SCREEN-L Archives

July 1995, Week 1

SCREEN-L@LISTSERV.UA.EDU

Options: Use Monospaced Font
Show Text Part by Default
Show All Mail Headers

Message: [<< First] [< Prev] [Next >] [Last >>]
Topic: [<< First] [< Prev] [Next >] [Last >>]
Author: [<< First] [< Prev] [Next >] [Last >>]

Print Reply
Subject:
From:
Donald Larsson <[log in to unmask]>
Reply To:
Film and TV Studies Discussion List <[log in to unmask]>
Date:
Thu, 6 Jul 1995 08:58:02 -0600
Content-Type:
text/plain
Parts/Attachments:
text/plain (50 lines)
Mark Pizzato writes:
"Anyone also interested in my question about the non-diegetic "chora"
(image/sound womb) of film and theater?  Or is that question also unclear?
(Sorry for misspelling your name, Don Larsson.)  To clarify, I'm questioning
whether a non-diegetic sound track and uncanny imagery (cf. Zizek on Hitchcock)
is actually outside the diegesis, or rather at its communal core--especially if
the allure of the diegetic world is thus increased?  (This might be done either
to draw us towards an unconscious horror, as with Artaud/Hitchcock, or to repel
us with more conscious incongruity, as with Brecht/Godard.)
 
Does such a comparison of theater and film seem valid to the members of this
list?"

_TASK A:_
From the mailing-list post, return the passage starting with "(Sorry for misspelling" and going on through "Zizek on Hitchcock)".
The mailing-list post has no connection to the listing.

_DATA RECORDS:_
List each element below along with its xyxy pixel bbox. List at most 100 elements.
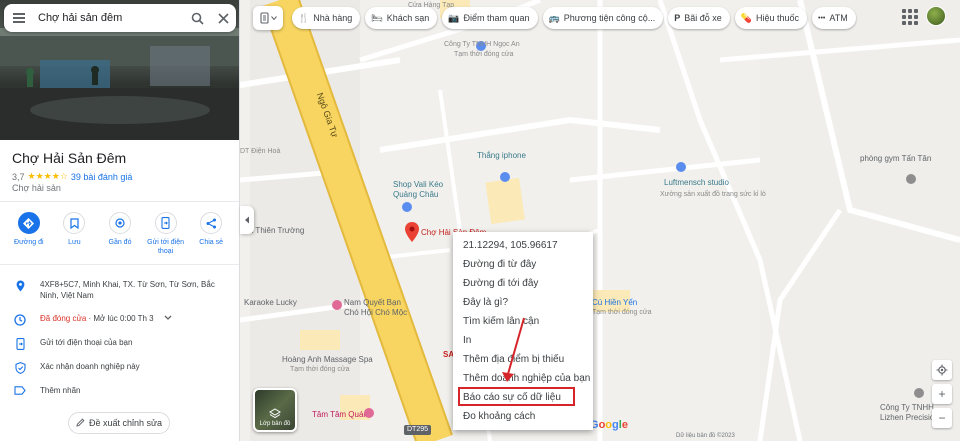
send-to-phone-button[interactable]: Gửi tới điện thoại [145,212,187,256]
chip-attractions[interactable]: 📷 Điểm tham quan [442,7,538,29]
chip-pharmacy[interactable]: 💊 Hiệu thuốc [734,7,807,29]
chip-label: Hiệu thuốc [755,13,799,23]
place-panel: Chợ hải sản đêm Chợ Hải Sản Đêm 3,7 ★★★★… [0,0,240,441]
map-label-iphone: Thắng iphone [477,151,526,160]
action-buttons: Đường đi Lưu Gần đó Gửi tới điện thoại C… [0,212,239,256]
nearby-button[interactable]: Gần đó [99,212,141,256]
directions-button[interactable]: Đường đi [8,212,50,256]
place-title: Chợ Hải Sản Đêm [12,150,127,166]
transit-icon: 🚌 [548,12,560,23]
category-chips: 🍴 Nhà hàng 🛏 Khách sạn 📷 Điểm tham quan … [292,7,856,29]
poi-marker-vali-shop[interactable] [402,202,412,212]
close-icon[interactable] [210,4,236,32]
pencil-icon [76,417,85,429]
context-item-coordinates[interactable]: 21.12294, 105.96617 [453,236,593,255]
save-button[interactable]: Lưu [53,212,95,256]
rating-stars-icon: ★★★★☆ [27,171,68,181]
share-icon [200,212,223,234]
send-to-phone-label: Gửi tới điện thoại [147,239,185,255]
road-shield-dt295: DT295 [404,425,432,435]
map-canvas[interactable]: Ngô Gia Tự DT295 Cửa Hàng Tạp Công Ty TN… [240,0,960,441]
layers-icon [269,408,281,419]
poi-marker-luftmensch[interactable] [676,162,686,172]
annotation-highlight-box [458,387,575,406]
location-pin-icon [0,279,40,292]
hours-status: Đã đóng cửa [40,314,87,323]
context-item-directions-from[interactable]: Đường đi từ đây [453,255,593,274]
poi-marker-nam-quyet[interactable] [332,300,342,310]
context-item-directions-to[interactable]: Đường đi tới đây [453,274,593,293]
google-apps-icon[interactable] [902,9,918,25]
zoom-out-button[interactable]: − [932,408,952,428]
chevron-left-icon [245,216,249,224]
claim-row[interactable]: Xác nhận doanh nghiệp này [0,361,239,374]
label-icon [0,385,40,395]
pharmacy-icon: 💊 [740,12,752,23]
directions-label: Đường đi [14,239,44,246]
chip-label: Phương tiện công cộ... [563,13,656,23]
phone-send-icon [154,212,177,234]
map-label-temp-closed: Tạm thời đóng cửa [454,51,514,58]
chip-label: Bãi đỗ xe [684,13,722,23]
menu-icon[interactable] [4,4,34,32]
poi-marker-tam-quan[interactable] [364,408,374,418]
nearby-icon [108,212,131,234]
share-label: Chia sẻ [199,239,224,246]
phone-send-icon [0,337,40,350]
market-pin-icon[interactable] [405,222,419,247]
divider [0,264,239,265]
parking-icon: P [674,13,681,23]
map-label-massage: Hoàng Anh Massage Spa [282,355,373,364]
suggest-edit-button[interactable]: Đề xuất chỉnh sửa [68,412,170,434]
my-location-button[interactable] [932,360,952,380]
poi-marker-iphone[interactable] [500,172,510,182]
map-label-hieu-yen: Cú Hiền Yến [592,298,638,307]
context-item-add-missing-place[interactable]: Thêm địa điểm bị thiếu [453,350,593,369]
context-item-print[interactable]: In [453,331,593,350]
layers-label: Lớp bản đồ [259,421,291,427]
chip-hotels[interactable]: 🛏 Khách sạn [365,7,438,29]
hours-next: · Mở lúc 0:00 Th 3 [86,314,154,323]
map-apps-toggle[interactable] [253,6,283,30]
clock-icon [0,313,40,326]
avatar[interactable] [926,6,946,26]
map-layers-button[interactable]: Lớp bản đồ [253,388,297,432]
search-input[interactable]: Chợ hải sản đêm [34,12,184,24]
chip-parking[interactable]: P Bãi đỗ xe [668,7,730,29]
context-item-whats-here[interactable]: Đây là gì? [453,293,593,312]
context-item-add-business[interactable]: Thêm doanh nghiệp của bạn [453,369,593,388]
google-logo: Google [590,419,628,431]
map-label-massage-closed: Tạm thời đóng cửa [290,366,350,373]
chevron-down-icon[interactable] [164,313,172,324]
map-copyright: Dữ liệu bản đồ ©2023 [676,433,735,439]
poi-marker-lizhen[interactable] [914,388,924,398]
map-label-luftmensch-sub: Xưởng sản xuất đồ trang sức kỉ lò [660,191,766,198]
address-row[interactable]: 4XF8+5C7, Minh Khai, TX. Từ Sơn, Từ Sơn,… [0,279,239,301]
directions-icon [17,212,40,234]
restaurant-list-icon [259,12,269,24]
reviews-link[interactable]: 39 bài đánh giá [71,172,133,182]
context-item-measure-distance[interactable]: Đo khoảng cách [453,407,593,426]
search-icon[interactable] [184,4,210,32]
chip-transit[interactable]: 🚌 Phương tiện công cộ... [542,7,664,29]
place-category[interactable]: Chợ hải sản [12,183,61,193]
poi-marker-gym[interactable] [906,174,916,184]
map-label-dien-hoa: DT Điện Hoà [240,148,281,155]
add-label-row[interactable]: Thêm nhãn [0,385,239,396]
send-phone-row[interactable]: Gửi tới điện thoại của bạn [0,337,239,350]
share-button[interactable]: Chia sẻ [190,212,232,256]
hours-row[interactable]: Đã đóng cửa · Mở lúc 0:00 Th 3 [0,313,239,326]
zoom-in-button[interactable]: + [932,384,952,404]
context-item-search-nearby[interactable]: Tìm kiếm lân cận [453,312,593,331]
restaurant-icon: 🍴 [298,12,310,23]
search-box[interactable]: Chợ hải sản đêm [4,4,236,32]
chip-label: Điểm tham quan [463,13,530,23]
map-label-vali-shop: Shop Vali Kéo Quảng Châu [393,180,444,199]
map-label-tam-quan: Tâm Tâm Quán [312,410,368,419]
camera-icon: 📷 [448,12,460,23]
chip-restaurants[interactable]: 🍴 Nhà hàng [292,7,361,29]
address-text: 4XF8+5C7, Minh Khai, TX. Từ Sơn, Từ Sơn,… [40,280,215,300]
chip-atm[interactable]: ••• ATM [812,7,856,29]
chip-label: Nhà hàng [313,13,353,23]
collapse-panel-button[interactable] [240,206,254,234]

_TASK B:_
In the listing, swap "Gần đó" for "Xung quanh" in the lines starting with the line with "send-to-phone-button[interactable]: Gửi tới" and going on through the line with "label-icon [0,385,40,395]". Give back only those lines, with everything else unchanged.

_COMPLETE OUTPUT A:_
(Sorry for misspelling your name, Don Larsson.)  To clarify, I'm questioning
whether a non-diegetic sound track and uncanny imagery (cf. Zizek on Hitchcock)

_COMPLETE OUTPUT B:_
send-to-phone-button[interactable]: Gửi tới điện thoại [145,212,187,256]
chip-attractions[interactable]: 📷 Điểm tham quan [442,7,538,29]
chip-pharmacy[interactable]: 💊 Hiệu thuốc [734,7,807,29]
chip-label: Hiệu thuốc [755,13,799,23]
place-panel: Chợ hải sản đêm Chợ Hải Sản Đêm 3,7 ★★★★… [0,0,240,441]
map-label-iphone: Thắng iphone [477,151,526,160]
action-buttons: Đường đi Lưu Xung quanh Gửi tới điện thoại C… [0,212,239,256]
nearby-button[interactable]: Xung quanh [99,212,141,256]
directions-button[interactable]: Đường đi [8,212,50,256]
place-title: Chợ Hải Sản Đêm [12,150,127,166]
transit-icon: 🚌 [548,12,560,23]
category-chips: 🍴 Nhà hàng 🛏 Khách sạn 📷 Điểm tham quan … [292,7,856,29]
poi-marker-vali-shop[interactable] [402,202,412,212]
close-icon[interactable] [210,4,236,32]
pencil-icon [76,417,85,429]
context-item-coordinates[interactable]: 21.12294, 105.96617 [453,236,593,255]
save-button[interactable]: Lưu [53,212,95,256]
rating-stars-icon: ★★★★☆ [27,171,68,181]
share-icon [200,212,223,234]
send-to-phone-label: Gửi tới điện thoại [147,239,185,255]
road-shield-dt295: DT295 [404,425,432,435]
map-canvas[interactable]: Ngô Gia Tự DT295 Cửa Hàng Tạp Công Ty TN… [240,0,960,441]
layers-icon [269,408,281,419]
poi-marker-luftmensch[interactable] [676,162,686,172]
annotation-highlight-box [458,387,575,406]
location-pin-icon [0,279,40,292]
hours-status: Đã đóng cửa [40,314,87,323]
context-item-directions-from[interactable]: Đường đi từ đây [453,255,593,274]
poi-marker-nam-quyet[interactable] [332,300,342,310]
context-item-directions-to[interactable]: Đường đi tới đây [453,274,593,293]
google-apps-icon[interactable] [902,9,918,25]
zoom-out-button[interactable]: − [932,408,952,428]
chevron-left-icon [245,216,249,224]
claim-row[interactable]: Xác nhận doanh nghiệp này [0,361,239,374]
label-icon [0,385,40,395]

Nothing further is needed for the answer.